--- start of Text segment ---
Euro zone sovereign bond yields fell and money markets increased their bets on future policy rate cuts on Wednesday after data from Germany's most populous state of North Rhine-Westphalia (NRW) supported expectations for a drop in German inflation.
Data from German states is used to calculate a preliminary inflation figure, which will be released later in the day.
Analysts said the NRW figure (3.0% year-on-year) was much lower than the consensus for the non-harmonised aggregate German headline CPI, expected to fall from 3.8% year-on-year to 3.5%.
Spain's 12-month inflation rate fell to 3.2% in November.
Germany's 10-year bond yield, the benchmark for the euro area, fell 5.5 basis points (bps) to 2.44% after briefly hitting 2.418%, its lowest since early August.
European Central Bank euro short-term rate (ESTR) forwards priced in a policy rate reduction of over 105 basis points (bps) in 2024 from around 95 bps the day before.
They also discount an around 90% chance of a first 25 bps rate cut in April 2024.
--- end of Text segment ---
Written exercise 1:
Shorten the paragraph of the bond yields text that begins "Euro zone sovereign bond yields fell" into a single brief sentence that keeps its main facts.
The text about euro zone bond yields and the entries that come next are separate material.
--- start of Extracted data ---
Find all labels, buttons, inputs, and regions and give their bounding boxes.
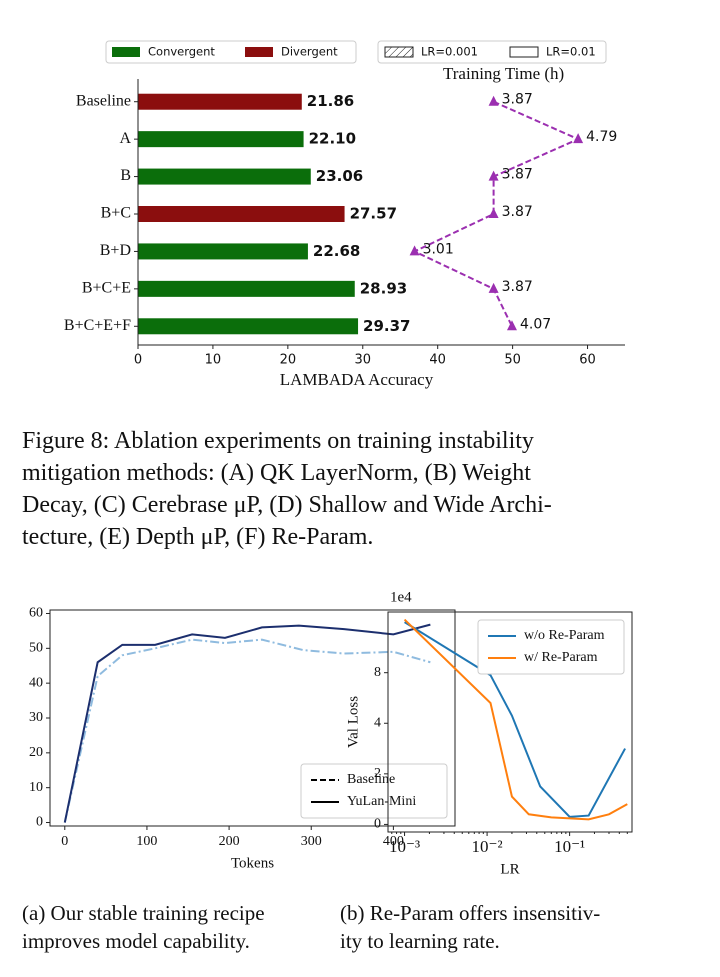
y-tick-label: 8	[374, 665, 381, 680]
offset-text: 1e4	[390, 589, 412, 605]
category-label: B+C+E	[82, 280, 131, 297]
y-tick-label: 60	[29, 606, 43, 621]
legend-frame	[105, 40, 357, 64]
subcaption-line: ity to learning rate.	[340, 929, 500, 953]
legend-swatch	[112, 47, 140, 57]
line-value-label: 4.79	[586, 129, 617, 145]
y-tick-label: 30	[29, 710, 43, 725]
x-tick-label: 40	[429, 353, 446, 368]
bar-value-label: 21.86	[307, 92, 354, 110]
plot-frame	[387, 611, 633, 833]
legend-label: w/ Re-Param	[524, 650, 598, 665]
x-tick-label: 10⁻²	[472, 837, 503, 856]
category-label: B	[120, 167, 131, 184]
legend-label: Divergent	[281, 45, 338, 59]
line-marker	[573, 133, 584, 144]
bar	[138, 206, 345, 222]
x-tick-label: 100	[136, 834, 157, 849]
subcaption-line: (b) Re-Param offers insensitiv-	[340, 901, 600, 925]
x-axis-label: Tokens	[231, 855, 274, 871]
caption-line: tecture, (E) Depth μP, (F) Re-Param.	[22, 524, 373, 550]
category-label: B+C	[101, 205, 131, 222]
line-marker	[488, 282, 499, 293]
x-axis-label: LAMBADA Accuracy	[280, 370, 434, 389]
category-label: Baseline	[76, 92, 131, 109]
x-axis-label: LR	[500, 861, 519, 877]
y-tick-label: 2	[374, 766, 381, 781]
x2-axis-label: Training Time (h)	[443, 64, 564, 83]
legend-label: LR=0.01	[546, 45, 596, 59]
y-tick-label: 40	[29, 675, 43, 690]
line-value-label: 4.07	[520, 316, 551, 332]
x-tick-label: 0	[61, 834, 68, 849]
y-tick-label: 10	[29, 780, 43, 795]
subcaption-line: (a) Our stable training recipe	[22, 901, 265, 925]
x-tick-label: 10⁻¹	[554, 837, 585, 856]
y-tick-label: 50	[29, 641, 43, 656]
x-tick-label: 0	[134, 353, 142, 368]
y-tick-label: 20	[29, 745, 43, 760]
caption-line: Decay, (C) Cerebrase μP, (D) Shallow and…	[22, 492, 552, 518]
x-tick-label: 30	[354, 353, 371, 368]
caption-line: Figure 8: Ablation experiments on traini…	[22, 428, 534, 454]
legend-label: w/o Re-Param	[524, 628, 605, 643]
bar	[138, 93, 302, 110]
bar-value-label: 22.10	[309, 130, 356, 148]
line-value-label: 3.87	[502, 167, 533, 183]
legend-label: Baseline	[347, 772, 395, 787]
line-value-label: 3.87	[502, 92, 533, 108]
x-tick-label: 60	[579, 353, 596, 368]
legend-swatch	[384, 46, 414, 58]
x-tick-label: 50	[504, 353, 521, 368]
category-label: B+D	[100, 242, 131, 259]
y-tick-label: 4	[374, 715, 381, 730]
x-tick-label: 200	[219, 834, 240, 849]
bar	[138, 318, 359, 335]
line-series	[63, 623, 431, 823]
x-tick-label: 10⁻³	[389, 837, 420, 856]
line-marker	[488, 170, 499, 181]
x-tick-label: 400	[383, 834, 404, 849]
bar	[138, 243, 308, 260]
caption-line: mitigation methods: (A) QK LayerNorm, (B…	[22, 460, 531, 486]
bar	[138, 280, 355, 297]
line-series	[404, 621, 626, 818]
legend-frame	[300, 763, 448, 819]
legend-label: LR=0.001	[421, 45, 478, 59]
y-tick-label: 0	[374, 817, 381, 832]
legend-frame	[477, 619, 625, 675]
subcaption-line: improves model capability.	[22, 929, 250, 953]
line-value-label: 3.87	[502, 279, 533, 295]
legend-swatch	[245, 47, 273, 57]
legend-swatch	[509, 46, 539, 58]
line-marker	[409, 245, 420, 256]
category-label: A	[119, 130, 131, 147]
y-tick-label: 0	[36, 815, 43, 830]
legend-label: Convergent	[148, 45, 215, 59]
line-marker	[488, 208, 499, 218]
legend-label: YuLan-Mini	[347, 794, 416, 809]
x-tick-label: 20	[280, 353, 297, 368]
bar	[138, 131, 304, 148]
line-marker	[506, 320, 517, 331]
y-axis-label: Val Loss	[345, 696, 361, 748]
category-label: B+C+E+F	[64, 317, 131, 334]
line-series	[63, 638, 431, 823]
line-series	[403, 618, 628, 821]
bar-value-label: 29.37	[363, 317, 410, 335]
line-marker	[488, 95, 499, 106]
bar	[138, 168, 311, 185]
x-tick-label: 10	[205, 353, 222, 368]
x-tick-label: 300	[301, 834, 322, 849]
bar-value-label: 27.57	[350, 205, 397, 223]
line-value-label: 3.01	[423, 241, 454, 257]
bar-value-label: 28.93	[360, 279, 407, 297]
bar-value-label: 22.68	[313, 242, 360, 260]
legend-frame	[377, 40, 607, 64]
bar-value-label: 23.06	[316, 167, 363, 185]
line-value-label: 3.87	[502, 204, 533, 220]
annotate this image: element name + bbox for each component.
--- end of Extracted data ---
Written exercise 2:
In the entries, copy out the lines from the line with "665, 381, 680]" up to and including the line with "45, 596, 59]", unchanged.

Task response 1:
On Wednesday, euro zone government bond yields dropped and money markets raised their bets on future rate cuts after North Rhine-Westphalia data backed expectations of lower German inflation.

Task response 2:
y-tick-label: 8	[374, 665, 381, 680]
offset-text: 1e4	[390, 589, 412, 605]
category-label: B+C+E	[82, 280, 131, 297]
y-tick-label: 60	[29, 606, 43, 621]
legend-frame	[105, 40, 357, 64]
subcaption-line: ity to learning rate.	[340, 929, 500, 953]
legend-swatch	[112, 47, 140, 57]
line-value-label: 4.79	[586, 129, 617, 145]
y-tick-label: 30	[29, 710, 43, 725]
x-tick-label: 40	[429, 353, 446, 368]
bar-value-label: 21.86	[307, 92, 354, 110]
plot-frame	[387, 611, 633, 833]
legend-label: w/ Re-Param	[524, 650, 598, 665]
x-tick-label: 10⁻²	[472, 837, 503, 856]
category-label: B	[120, 167, 131, 184]
legend-label: Divergent	[281, 45, 338, 59]
line-marker	[573, 133, 584, 144]
bar	[138, 206, 345, 222]
x-tick-label: 100	[136, 834, 157, 849]
subcaption-line: (b) Re-Param offers insensitiv-	[340, 901, 600, 925]
x-axis-label: Tokens	[231, 855, 274, 871]
caption-line: tecture, (E) Depth μP, (F) Re-Param.	[22, 524, 373, 550]
category-label: B+C	[101, 205, 131, 222]
line-marker	[488, 282, 499, 293]
x-axis-label: LAMBADA Accuracy	[280, 370, 434, 389]
category-label: Baseline	[76, 92, 131, 109]
x-axis-label: LR	[500, 861, 519, 877]
y-tick-label: 2	[374, 766, 381, 781]
x2-axis-label: Training Time (h)	[443, 64, 564, 83]
legend-label: LR=0.01	[546, 45, 596, 59]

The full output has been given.